Omit all pictures and give the records below again exactly as written.
----------
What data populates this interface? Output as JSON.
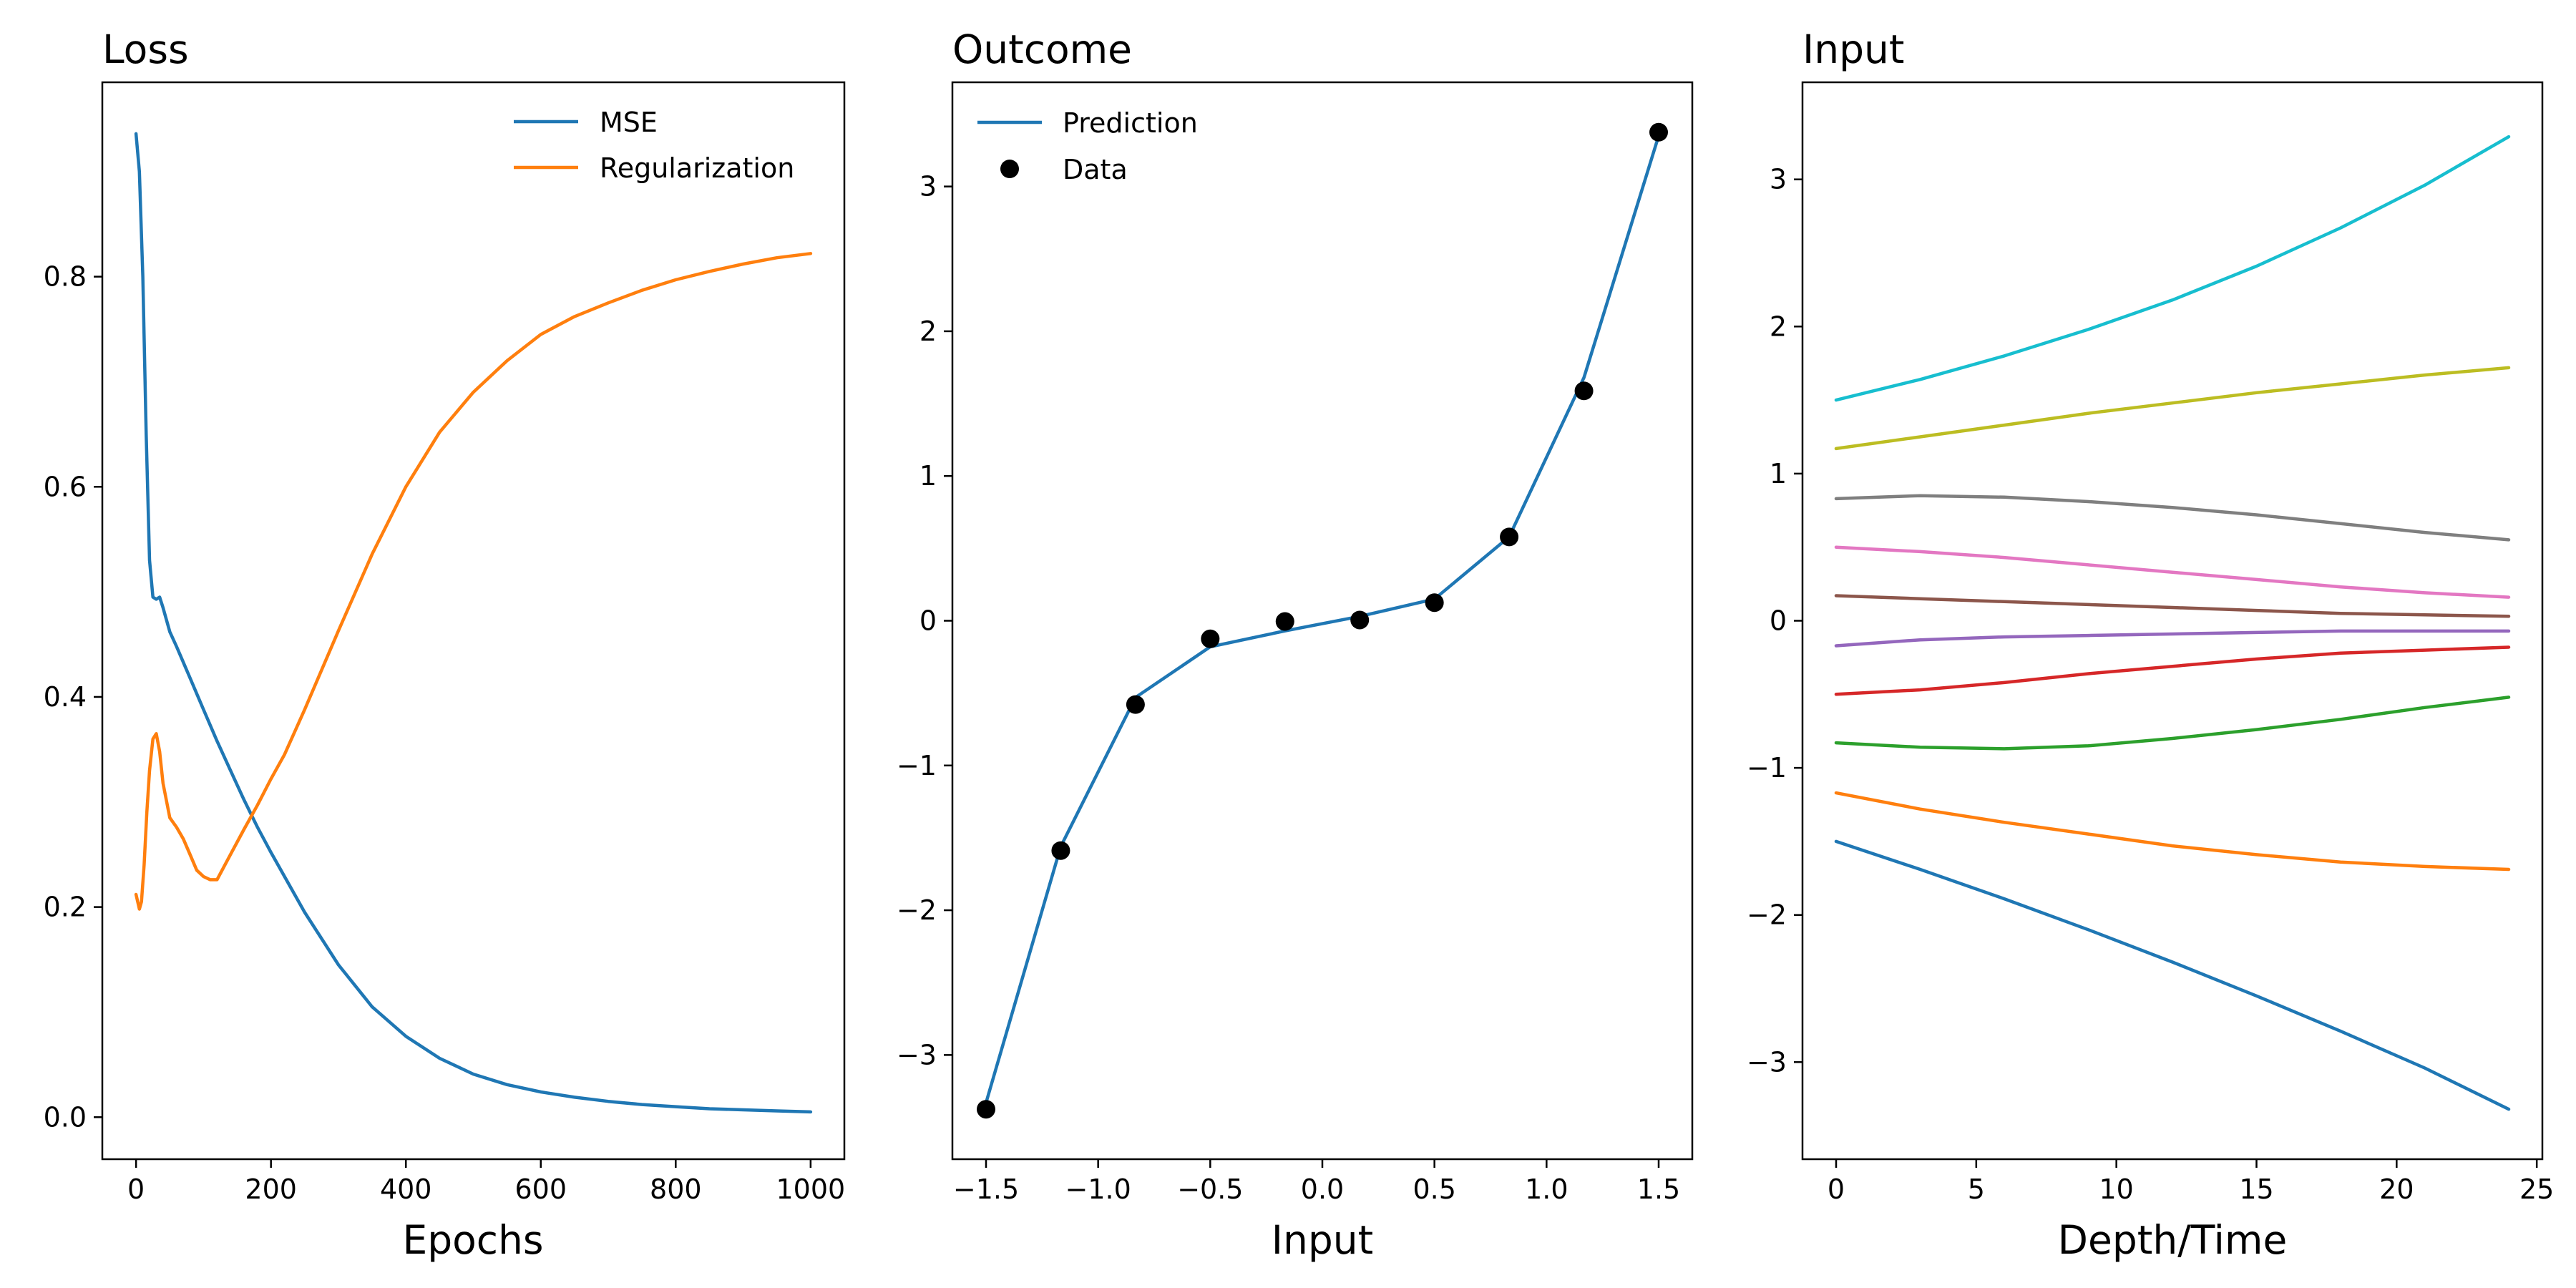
{
  "chart_data": [
    {
      "type": "line",
      "title": "Loss",
      "xlabel": "Epochs",
      "ylabel": "",
      "xlim": [
        -50,
        1050
      ],
      "ylim": [
        -0.04,
        0.985
      ],
      "xticks": [
        0,
        200,
        400,
        600,
        800,
        1000
      ],
      "xtick_labels": [
        "0",
        "200",
        "400",
        "600",
        "800",
        "1000"
      ],
      "yticks": [
        0.0,
        0.2,
        0.4,
        0.6,
        0.8
      ],
      "ytick_labels": [
        "0.0",
        "0.2",
        "0.4",
        "0.6",
        "0.8"
      ],
      "grid": false,
      "legend": "top-right",
      "series": [
        {
          "name": "MSE",
          "color": "#1f77b4",
          "x": [
            0,
            5,
            10,
            15,
            20,
            25,
            30,
            35,
            40,
            50,
            60,
            80,
            100,
            120,
            140,
            160,
            180,
            200,
            250,
            300,
            350,
            400,
            450,
            500,
            550,
            600,
            650,
            700,
            750,
            800,
            850,
            900,
            950,
            1000
          ],
          "y": [
            0.936,
            0.9,
            0.8,
            0.65,
            0.53,
            0.495,
            0.493,
            0.495,
            0.485,
            0.462,
            0.448,
            0.418,
            0.388,
            0.358,
            0.33,
            0.302,
            0.276,
            0.252,
            0.195,
            0.145,
            0.105,
            0.077,
            0.056,
            0.041,
            0.031,
            0.024,
            0.019,
            0.015,
            0.012,
            0.01,
            0.008,
            0.007,
            0.006,
            0.005
          ]
        },
        {
          "name": "Regularization",
          "color": "#ff7f0e",
          "x": [
            0,
            5,
            8,
            12,
            16,
            20,
            25,
            30,
            35,
            40,
            50,
            60,
            70,
            80,
            90,
            100,
            110,
            120,
            130,
            140,
            160,
            180,
            200,
            220,
            250,
            300,
            350,
            400,
            450,
            500,
            550,
            600,
            650,
            700,
            750,
            800,
            850,
            900,
            950,
            1000
          ],
          "y": [
            0.212,
            0.198,
            0.205,
            0.24,
            0.29,
            0.33,
            0.36,
            0.365,
            0.348,
            0.318,
            0.285,
            0.276,
            0.265,
            0.25,
            0.235,
            0.229,
            0.226,
            0.226,
            0.238,
            0.25,
            0.274,
            0.297,
            0.322,
            0.345,
            0.388,
            0.463,
            0.536,
            0.6,
            0.652,
            0.69,
            0.72,
            0.745,
            0.762,
            0.775,
            0.787,
            0.797,
            0.805,
            0.812,
            0.818,
            0.822
          ]
        }
      ]
    },
    {
      "type": "line",
      "title": "Outcome",
      "xlabel": "Input",
      "ylabel": "",
      "xlim": [
        -1.65,
        1.65
      ],
      "ylim": [
        -3.72,
        3.72
      ],
      "xticks": [
        -1.5,
        -1.0,
        -0.5,
        0.0,
        0.5,
        1.0,
        1.5
      ],
      "xtick_labels": [
        "−1.5",
        "−1.0",
        "−0.5",
        "0.0",
        "0.5",
        "1.0",
        "1.5"
      ],
      "yticks": [
        -3,
        -2,
        -1,
        0,
        1,
        2,
        3
      ],
      "ytick_labels": [
        "−3",
        "−2",
        "−1",
        "0",
        "1",
        "2",
        "3"
      ],
      "grid": false,
      "legend": "top-left",
      "series": [
        {
          "name": "Prediction",
          "color": "#1f77b4",
          "x": [
            -1.5,
            -1.1667,
            -0.8333,
            -0.5,
            -0.1667,
            0.1667,
            0.5,
            0.8333,
            1.1667,
            1.5
          ],
          "y": [
            -3.33,
            -1.56,
            -0.53,
            -0.18,
            -0.07,
            0.03,
            0.15,
            0.58,
            1.68,
            3.35
          ]
        },
        {
          "name": "Data",
          "type": "scatter",
          "color": "#000000",
          "x": [
            -1.5,
            -1.1667,
            -0.8333,
            -0.5,
            -0.1667,
            0.1667,
            0.5,
            0.8333,
            1.1667,
            1.5
          ],
          "y": [
            -3.375,
            -1.588,
            -0.579,
            -0.125,
            -0.005,
            0.005,
            0.125,
            0.579,
            1.588,
            3.375
          ]
        }
      ]
    },
    {
      "type": "line",
      "title": "Input",
      "xlabel": "Depth/Time",
      "ylabel": "",
      "xlim": [
        -1.2,
        25.2
      ],
      "ylim": [
        -3.66,
        3.66
      ],
      "xticks": [
        0,
        5,
        10,
        15,
        20,
        25
      ],
      "xtick_labels": [
        "0",
        "5",
        "10",
        "15",
        "20",
        "25"
      ],
      "yticks": [
        -3,
        -2,
        -1,
        0,
        1,
        2,
        3
      ],
      "ytick_labels": [
        "−3",
        "−2",
        "−1",
        "0",
        "1",
        "2",
        "3"
      ],
      "grid": false,
      "legend": "none",
      "x": [
        0,
        3,
        6,
        9,
        12,
        15,
        18,
        21,
        24
      ],
      "series": [
        {
          "color": "#1f77b4",
          "values": [
            -1.5,
            -1.69,
            -1.89,
            -2.1,
            -2.32,
            -2.55,
            -2.79,
            -3.04,
            -3.32
          ]
        },
        {
          "color": "#ff7f0e",
          "values": [
            -1.17,
            -1.28,
            -1.37,
            -1.45,
            -1.53,
            -1.59,
            -1.64,
            -1.67,
            -1.69
          ]
        },
        {
          "color": "#2ca02c",
          "values": [
            -0.83,
            -0.86,
            -0.87,
            -0.85,
            -0.8,
            -0.74,
            -0.67,
            -0.59,
            -0.52
          ]
        },
        {
          "color": "#d62728",
          "values": [
            -0.5,
            -0.47,
            -0.42,
            -0.36,
            -0.31,
            -0.26,
            -0.22,
            -0.2,
            -0.18
          ]
        },
        {
          "color": "#9467bd",
          "values": [
            -0.17,
            -0.13,
            -0.11,
            -0.1,
            -0.09,
            -0.08,
            -0.07,
            -0.07,
            -0.07
          ]
        },
        {
          "color": "#8c564b",
          "values": [
            0.17,
            0.15,
            0.13,
            0.11,
            0.09,
            0.07,
            0.05,
            0.04,
            0.03
          ]
        },
        {
          "color": "#e377c2",
          "values": [
            0.5,
            0.47,
            0.43,
            0.38,
            0.33,
            0.28,
            0.23,
            0.19,
            0.16
          ]
        },
        {
          "color": "#7f7f7f",
          "values": [
            0.83,
            0.85,
            0.84,
            0.81,
            0.77,
            0.72,
            0.66,
            0.6,
            0.55
          ]
        },
        {
          "color": "#bcbd22",
          "values": [
            1.17,
            1.25,
            1.33,
            1.41,
            1.48,
            1.55,
            1.61,
            1.67,
            1.72
          ]
        },
        {
          "color": "#17becf",
          "values": [
            1.5,
            1.64,
            1.8,
            1.98,
            2.18,
            2.41,
            2.67,
            2.96,
            3.29
          ]
        }
      ]
    }
  ]
}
----------
- Solved problem
What data populates this interface? Output as JSON.
{
  "chart_data": [
    {
      "type": "line",
      "title": "Loss",
      "xlabel": "Epochs",
      "ylabel": "",
      "xlim": [
        -50,
        1050
      ],
      "ylim": [
        -0.04,
        0.985
      ],
      "xticks": [
        0,
        200,
        400,
        600,
        800,
        1000
      ],
      "xtick_labels": [
        "0",
        "200",
        "400",
        "600",
        "800",
        "1000"
      ],
      "yticks": [
        0.0,
        0.2,
        0.4,
        0.6,
        0.8
      ],
      "ytick_labels": [
        "0.0",
        "0.2",
        "0.4",
        "0.6",
        "0.8"
      ],
      "grid": false,
      "legend": "top-right",
      "series": [
        {
          "name": "MSE",
          "color": "#1f77b4",
          "x": [
            0,
            5,
            10,
            15,
            20,
            25,
            30,
            35,
            40,
            50,
            60,
            80,
            100,
            120,
            140,
            160,
            180,
            200,
            250,
            300,
            350,
            400,
            450,
            500,
            550,
            600,
            650,
            700,
            750,
            800,
            850,
            900,
            950,
            1000
          ],
          "y": [
            0.936,
            0.9,
            0.8,
            0.65,
            0.53,
            0.495,
            0.493,
            0.495,
            0.485,
            0.462,
            0.448,
            0.418,
            0.388,
            0.358,
            0.33,
            0.302,
            0.276,
            0.252,
            0.195,
            0.145,
            0.105,
            0.077,
            0.056,
            0.041,
            0.031,
            0.024,
            0.019,
            0.015,
            0.012,
            0.01,
            0.008,
            0.007,
            0.006,
            0.005
          ]
        },
        {
          "name": "Regularization",
          "color": "#ff7f0e",
          "x": [
            0,
            5,
            8,
            12,
            16,
            20,
            25,
            30,
            35,
            40,
            50,
            60,
            70,
            80,
            90,
            100,
            110,
            120,
            130,
            140,
            160,
            180,
            200,
            220,
            250,
            300,
            350,
            400,
            450,
            500,
            550,
            600,
            650,
            700,
            750,
            800,
            850,
            900,
            950,
            1000
          ],
          "y": [
            0.212,
            0.198,
            0.205,
            0.24,
            0.29,
            0.33,
            0.36,
            0.365,
            0.348,
            0.318,
            0.285,
            0.276,
            0.265,
            0.25,
            0.235,
            0.229,
            0.226,
            0.226,
            0.238,
            0.25,
            0.274,
            0.297,
            0.322,
            0.345,
            0.388,
            0.463,
            0.536,
            0.6,
            0.652,
            0.69,
            0.72,
            0.745,
            0.762,
            0.775,
            0.787,
            0.797,
            0.805,
            0.812,
            0.818,
            0.822
          ]
        }
      ]
    },
    {
      "type": "line",
      "title": "Outcome",
      "xlabel": "Input",
      "ylabel": "",
      "xlim": [
        -1.65,
        1.65
      ],
      "ylim": [
        -3.72,
        3.72
      ],
      "xticks": [
        -1.5,
        -1.0,
        -0.5,
        0.0,
        0.5,
        1.0,
        1.5
      ],
      "xtick_labels": [
        "−1.5",
        "−1.0",
        "−0.5",
        "0.0",
        "0.5",
        "1.0",
        "1.5"
      ],
      "yticks": [
        -3,
        -2,
        -1,
        0,
        1,
        2,
        3
      ],
      "ytick_labels": [
        "−3",
        "−2",
        "−1",
        "0",
        "1",
        "2",
        "3"
      ],
      "grid": false,
      "legend": "top-left",
      "series": [
        {
          "name": "Prediction",
          "color": "#1f77b4",
          "x": [
            -1.5,
            -1.1667,
            -0.8333,
            -0.5,
            -0.1667,
            0.1667,
            0.5,
            0.8333,
            1.1667,
            1.5
          ],
          "y": [
            -3.33,
            -1.56,
            -0.53,
            -0.18,
            -0.07,
            0.03,
            0.15,
            0.58,
            1.68,
            3.35
          ]
        },
        {
          "name": "Data",
          "type": "scatter",
          "color": "#000000",
          "x": [
            -1.5,
            -1.1667,
            -0.8333,
            -0.5,
            -0.1667,
            0.1667,
            0.5,
            0.8333,
            1.1667,
            1.5
          ],
          "y": [
            -3.375,
            -1.588,
            -0.579,
            -0.125,
            -0.005,
            0.005,
            0.125,
            0.579,
            1.588,
            3.375
          ]
        }
      ]
    },
    {
      "type": "line",
      "title": "Input",
      "xlabel": "Depth/Time",
      "ylabel": "",
      "xlim": [
        -1.2,
        25.2
      ],
      "ylim": [
        -3.66,
        3.66
      ],
      "xticks": [
        0,
        5,
        10,
        15,
        20,
        25
      ],
      "xtick_labels": [
        "0",
        "5",
        "10",
        "15",
        "20",
        "25"
      ],
      "yticks": [
        -3,
        -2,
        -1,
        0,
        1,
        2,
        3
      ],
      "ytick_labels": [
        "−3",
        "−2",
        "−1",
        "0",
        "1",
        "2",
        "3"
      ],
      "grid": false,
      "legend": "none",
      "x": [
        0,
        3,
        6,
        9,
        12,
        15,
        18,
        21,
        24
      ],
      "series": [
        {
          "color": "#1f77b4",
          "values": [
            -1.5,
            -1.69,
            -1.89,
            -2.1,
            -2.32,
            -2.55,
            -2.79,
            -3.04,
            -3.32
          ]
        },
        {
          "color": "#ff7f0e",
          "values": [
            -1.17,
            -1.28,
            -1.37,
            -1.45,
            -1.53,
            -1.59,
            -1.64,
            -1.67,
            -1.69
          ]
        },
        {
          "color": "#2ca02c",
          "values": [
            -0.83,
            -0.86,
            -0.87,
            -0.85,
            -0.8,
            -0.74,
            -0.67,
            -0.59,
            -0.52
          ]
        },
        {
          "color": "#d62728",
          "values": [
            -0.5,
            -0.47,
            -0.42,
            -0.36,
            -0.31,
            -0.26,
            -0.22,
            -0.2,
            -0.18
          ]
        },
        {
          "color": "#9467bd",
          "values": [
            -0.17,
            -0.13,
            -0.11,
            -0.1,
            -0.09,
            -0.08,
            -0.07,
            -0.07,
            -0.07
          ]
        },
        {
          "color": "#8c564b",
          "values": [
            0.17,
            0.15,
            0.13,
            0.11,
            0.09,
            0.07,
            0.05,
            0.04,
            0.03
          ]
        },
        {
          "color": "#e377c2",
          "values": [
            0.5,
            0.47,
            0.43,
            0.38,
            0.33,
            0.28,
            0.23,
            0.19,
            0.16
          ]
        },
        {
          "color": "#7f7f7f",
          "values": [
            0.83,
            0.85,
            0.84,
            0.81,
            0.77,
            0.72,
            0.66,
            0.6,
            0.55
          ]
        },
        {
          "color": "#bcbd22",
          "values": [
            1.17,
            1.25,
            1.33,
            1.41,
            1.48,
            1.55,
            1.61,
            1.67,
            1.72
          ]
        },
        {
          "color": "#17becf",
          "values": [
            1.5,
            1.64,
            1.8,
            1.98,
            2.18,
            2.41,
            2.67,
            2.96,
            3.29
          ]
        }
      ]
    }
  ]
}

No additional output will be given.